Retype every entry in its entirety, without alteration.

### DATA PROVIDED
....
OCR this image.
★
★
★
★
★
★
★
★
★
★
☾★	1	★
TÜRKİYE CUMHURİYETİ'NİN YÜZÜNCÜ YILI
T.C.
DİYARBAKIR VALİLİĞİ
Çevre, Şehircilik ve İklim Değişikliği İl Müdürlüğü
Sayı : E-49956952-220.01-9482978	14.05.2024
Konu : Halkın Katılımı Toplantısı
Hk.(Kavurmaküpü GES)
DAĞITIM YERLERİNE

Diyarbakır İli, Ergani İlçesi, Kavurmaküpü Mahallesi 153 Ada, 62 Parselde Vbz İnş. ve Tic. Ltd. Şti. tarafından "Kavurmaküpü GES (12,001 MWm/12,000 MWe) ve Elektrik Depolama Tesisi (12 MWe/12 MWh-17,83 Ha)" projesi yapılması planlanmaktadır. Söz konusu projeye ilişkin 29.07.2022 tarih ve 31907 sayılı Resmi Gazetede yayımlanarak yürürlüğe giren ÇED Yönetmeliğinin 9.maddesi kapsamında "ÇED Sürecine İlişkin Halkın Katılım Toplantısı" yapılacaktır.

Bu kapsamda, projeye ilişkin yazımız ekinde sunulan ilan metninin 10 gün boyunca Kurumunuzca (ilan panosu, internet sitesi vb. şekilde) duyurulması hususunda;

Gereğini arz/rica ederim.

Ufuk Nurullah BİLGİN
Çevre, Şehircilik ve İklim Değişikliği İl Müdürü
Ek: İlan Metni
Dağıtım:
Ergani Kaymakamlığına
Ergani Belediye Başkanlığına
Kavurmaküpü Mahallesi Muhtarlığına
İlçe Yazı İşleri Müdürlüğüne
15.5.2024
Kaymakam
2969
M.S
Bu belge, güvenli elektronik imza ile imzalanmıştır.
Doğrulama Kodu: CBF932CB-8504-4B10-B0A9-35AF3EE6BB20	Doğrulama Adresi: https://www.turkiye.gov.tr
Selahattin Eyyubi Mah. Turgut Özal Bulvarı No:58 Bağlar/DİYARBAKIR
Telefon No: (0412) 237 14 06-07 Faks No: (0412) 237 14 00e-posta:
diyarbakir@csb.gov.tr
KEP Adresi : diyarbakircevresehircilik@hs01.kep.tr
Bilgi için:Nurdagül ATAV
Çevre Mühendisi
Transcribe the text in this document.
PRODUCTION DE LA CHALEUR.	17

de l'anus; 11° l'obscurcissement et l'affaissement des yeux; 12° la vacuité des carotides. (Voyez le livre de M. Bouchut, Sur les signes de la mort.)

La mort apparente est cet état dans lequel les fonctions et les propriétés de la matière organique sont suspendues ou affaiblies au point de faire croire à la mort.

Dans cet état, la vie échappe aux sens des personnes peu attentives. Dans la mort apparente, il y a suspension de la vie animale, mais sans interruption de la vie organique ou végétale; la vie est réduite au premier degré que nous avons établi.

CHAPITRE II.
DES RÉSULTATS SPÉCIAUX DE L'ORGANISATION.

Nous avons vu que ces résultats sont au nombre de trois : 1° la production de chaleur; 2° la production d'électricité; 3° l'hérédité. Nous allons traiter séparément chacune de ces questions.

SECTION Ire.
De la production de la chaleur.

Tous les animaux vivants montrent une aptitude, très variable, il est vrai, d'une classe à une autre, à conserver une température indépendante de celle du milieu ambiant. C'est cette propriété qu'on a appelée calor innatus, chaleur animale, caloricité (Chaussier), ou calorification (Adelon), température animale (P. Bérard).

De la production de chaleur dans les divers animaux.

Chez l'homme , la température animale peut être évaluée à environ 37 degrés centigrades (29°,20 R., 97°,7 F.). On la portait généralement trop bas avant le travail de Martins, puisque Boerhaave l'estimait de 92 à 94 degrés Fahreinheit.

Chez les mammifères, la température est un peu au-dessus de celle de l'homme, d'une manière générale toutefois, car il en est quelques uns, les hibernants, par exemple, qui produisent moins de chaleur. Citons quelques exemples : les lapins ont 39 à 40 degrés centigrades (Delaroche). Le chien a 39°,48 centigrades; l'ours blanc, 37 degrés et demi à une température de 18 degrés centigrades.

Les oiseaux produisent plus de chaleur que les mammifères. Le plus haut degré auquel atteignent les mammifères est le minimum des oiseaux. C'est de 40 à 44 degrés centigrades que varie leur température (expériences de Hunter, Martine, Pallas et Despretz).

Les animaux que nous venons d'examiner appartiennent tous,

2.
....
### RESULT
OCR this image.
★
★
★
★
★
★
★
★
★
★
☾★	1	★
TÜRKİYE CUMHURİYETİ'NİN YÜZÜNCÜ YILI
T.C.
DİYARBAKIR VALİLİĞİ
Çevre, Şehircilik ve İklim Değişikliği İl Müdürlüğü
Sayı : E-49956952-220.01-9482978	14.05.2024
Konu : Halkın Katılımı Toplantısı
Hk.(Kavurmaküpü GES)
DAĞITIM YERLERİNE

Diyarbakır İli, Ergani İlçesi, Kavurmaküpü Mahallesi 153 Ada, 62 Parselde Vbz İnş. ve Tic. Ltd. Şti. tarafından "Kavurmaküpü GES (12,001 MWm/12,000 MWe) ve Elektrik Depolama Tesisi (12 MWe/12 MWh-17,83 Ha)" projesi yapılması planlanmaktadır. Söz konusu projeye ilişkin 29.07.2022 tarih ve 31907 sayılı Resmi Gazetede yayımlanarak yürürlüğe giren ÇED Yönetmeliğinin 9.maddesi kapsamında "ÇED Sürecine İlişkin Halkın Katılım Toplantısı" yapılacaktır.

Bu kapsamda, projeye ilişkin yazımız ekinde sunulan ilan metninin 10 gün boyunca Kurumunuzca (ilan panosu, internet sitesi vb. şekilde) duyurulması hususunda;

Gereğini arz/rica ederim.

Ufuk Nurullah BİLGİN
Çevre, Şehircilik ve İklim Değişikliği İl Müdürü
Ek: İlan Metni
Dağıtım:
Ergani Kaymakamlığına
Ergani Belediye Başkanlığına
Kavurmaküpü Mahallesi Muhtarlığına
İlçe Yazı İşleri Müdürlüğüne
15.5.2024
Kaymakam
2969
M.S
Bu belge, güvenli elektronik imza ile imzalanmıştır.
Doğrulama Kodu: CBF932CB-8504-4B10-B0A9-35AF3EE6BB20	Doğrulama Adresi: https://www.turkiye.gov.tr
Selahattin Eyyubi Mah. Turgut Özal Bulvarı No:58 Bağlar/DİYARBAKIR
Telefon No: (0412) 237 14 06-07 Faks No: (0412) 237 14 00e-posta:
diyarbakir@csb.gov.tr
KEP Adresi : diyarbakircevresehircilik@hs01.kep.tr
Bilgi için:Nurdagül ATAV
Çevre Mühendisi
Transcribe the text in this document.
PRODUCTION DE LA CHALEUR.	17

de l'anus; 11° l'obscurcissement et l'affaissement des yeux; 12° la vacuité des carotides. (Voyez le livre de M. Bouchut, Sur les signes de la mort.)

La mort apparente est cet état dans lequel les fonctions et les propriétés de la matière organique sont suspendues ou affaiblies au point de faire croire à la mort.

Dans cet état, la vie échappe aux sens des personnes peu attentives. Dans la mort apparente, il y a suspension de la vie animale, mais sans interruption de la vie organique ou végétale; la vie est réduite au premier degré que nous avons établi.

CHAPITRE II.
DES RÉSULTATS SPÉCIAUX DE L'ORGANISATION.

Nous avons vu que ces résultats sont au nombre de trois : 1° la production de chaleur; 2° la production d'électricité; 3° l'hérédité. Nous allons traiter séparément chacune de ces questions.

SECTION Ire.
De la production de la chaleur.

Tous les animaux vivants montrent une aptitude, très variable, il est vrai, d'une classe à une autre, à conserver une température indépendante de celle du milieu ambiant. C'est cette propriété qu'on a appelée calor innatus, chaleur animale, caloricité (Chaussier), ou calorification (Adelon), température animale (P. Bérard).

De la production de chaleur dans les divers animaux.

Chez l'homme , la température animale peut être évaluée à environ 37 degrés centigrades (29°,20 R., 97°,7 F.). On la portait généralement trop bas avant le travail de Martins, puisque Boerhaave l'estimait de 92 à 94 degrés Fahreinheit.

Chez les mammifères, la température est un peu au-dessus de celle de l'homme, d'une manière générale toutefois, car il en est quelques uns, les hibernants, par exemple, qui produisent moins de chaleur. Citons quelques exemples : les lapins ont 39 à 40 degrés centigrades (Delaroche). Le chien a 39°,48 centigrades; l'ours blanc, 37 degrés et demi à une température de 18 degrés centigrades.

Les oiseaux produisent plus de chaleur que les mammifères. Le plus haut degré auquel atteignent les mammifères est le minimum des oiseaux. C'est de 40 à 44 degrés centigrades que varie leur température (expériences de Hunter, Martine, Pallas et Despretz).

Les animaux que nous venons d'examiner appartiennent tous,

2.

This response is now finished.